= DIRECTIONS FOR THIS TASK =
Gather the lines that hold the string "поручений".

= DATA =
────
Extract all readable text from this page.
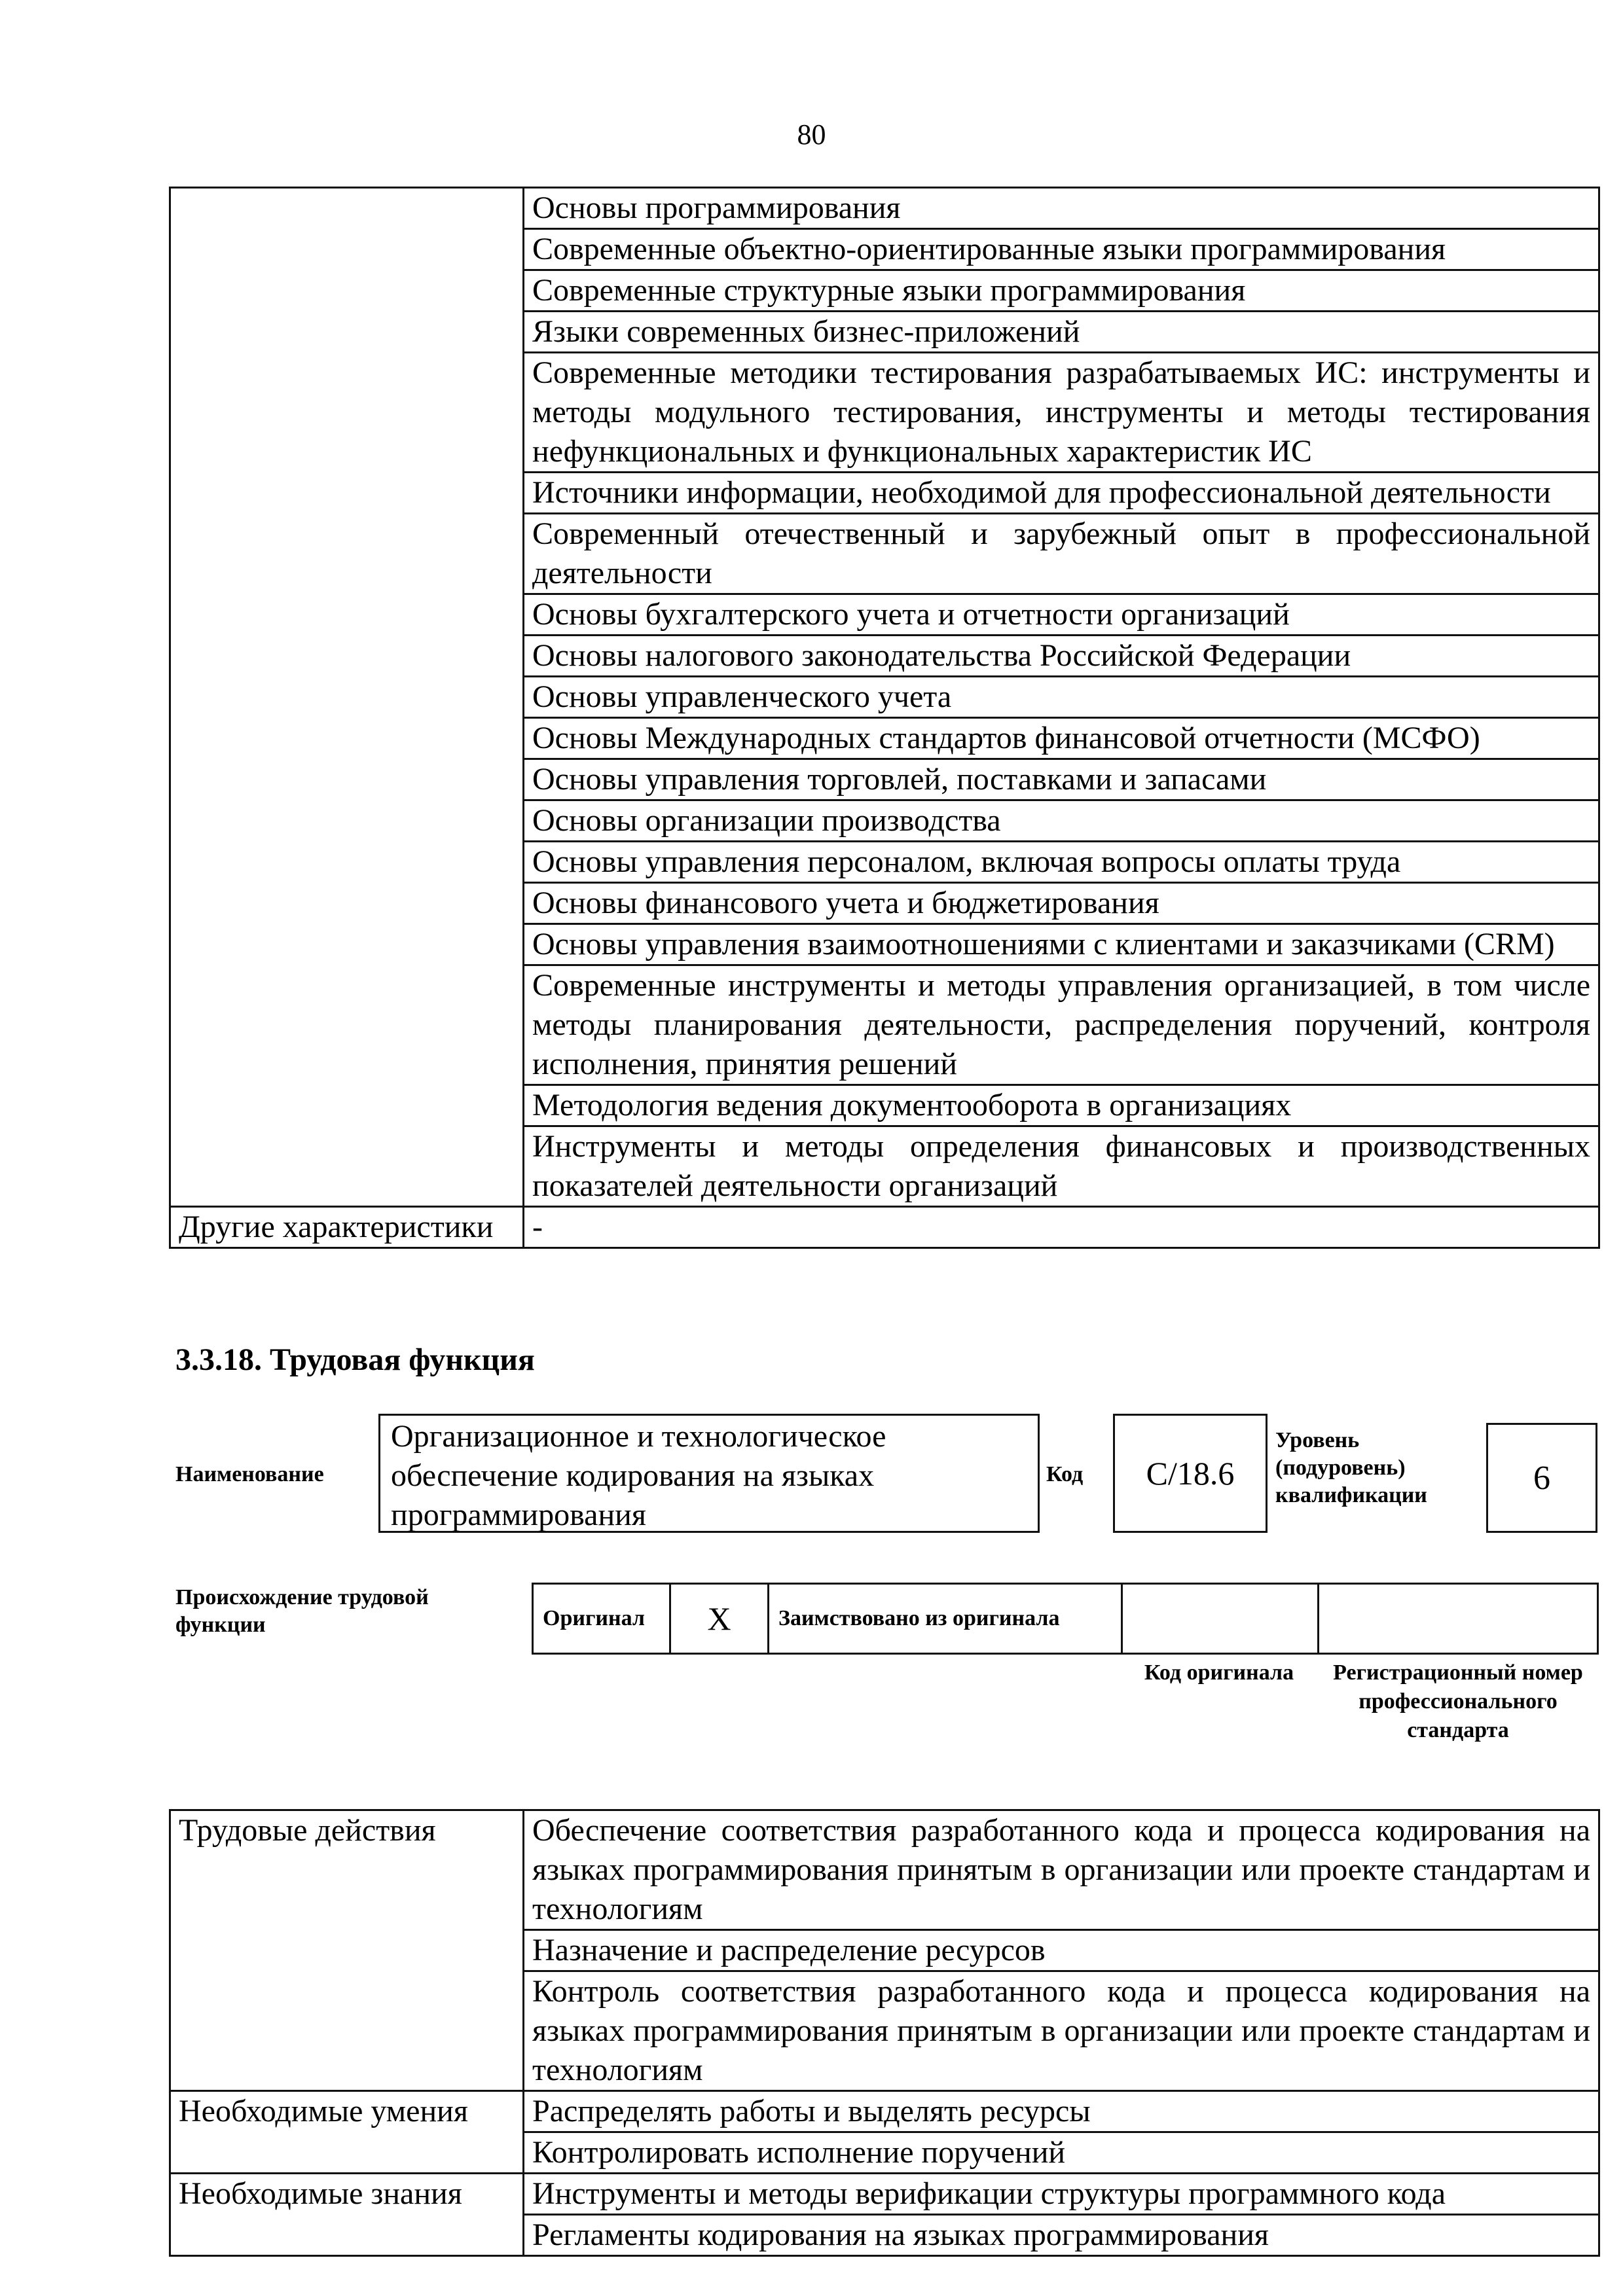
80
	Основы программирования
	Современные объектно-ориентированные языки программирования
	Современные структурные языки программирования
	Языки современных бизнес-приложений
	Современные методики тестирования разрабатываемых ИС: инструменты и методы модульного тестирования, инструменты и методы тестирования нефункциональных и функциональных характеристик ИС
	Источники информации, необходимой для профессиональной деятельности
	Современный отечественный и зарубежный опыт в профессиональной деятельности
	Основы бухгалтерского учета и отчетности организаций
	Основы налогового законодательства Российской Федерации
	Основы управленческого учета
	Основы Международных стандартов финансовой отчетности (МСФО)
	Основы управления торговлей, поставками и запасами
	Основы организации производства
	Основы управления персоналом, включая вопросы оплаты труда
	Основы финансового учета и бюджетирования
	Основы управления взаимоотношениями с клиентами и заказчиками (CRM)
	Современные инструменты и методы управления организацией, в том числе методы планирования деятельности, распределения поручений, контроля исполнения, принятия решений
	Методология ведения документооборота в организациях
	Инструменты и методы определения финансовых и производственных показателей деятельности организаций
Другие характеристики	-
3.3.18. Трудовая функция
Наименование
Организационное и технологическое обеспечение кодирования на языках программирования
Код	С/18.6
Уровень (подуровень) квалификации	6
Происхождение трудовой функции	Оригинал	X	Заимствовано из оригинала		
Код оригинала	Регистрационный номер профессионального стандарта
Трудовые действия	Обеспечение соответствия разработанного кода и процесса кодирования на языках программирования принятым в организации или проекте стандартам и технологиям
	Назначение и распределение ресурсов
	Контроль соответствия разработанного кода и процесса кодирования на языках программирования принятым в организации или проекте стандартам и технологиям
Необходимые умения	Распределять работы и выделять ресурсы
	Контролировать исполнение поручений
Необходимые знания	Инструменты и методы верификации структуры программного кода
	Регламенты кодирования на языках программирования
────
= THE ANSWER =
	Современные инструменты и методы управления организацией, в том числе методы планирования деятельности, распределения поручений, контроля исполнения, принятия решений
	Контролировать исполнение поручений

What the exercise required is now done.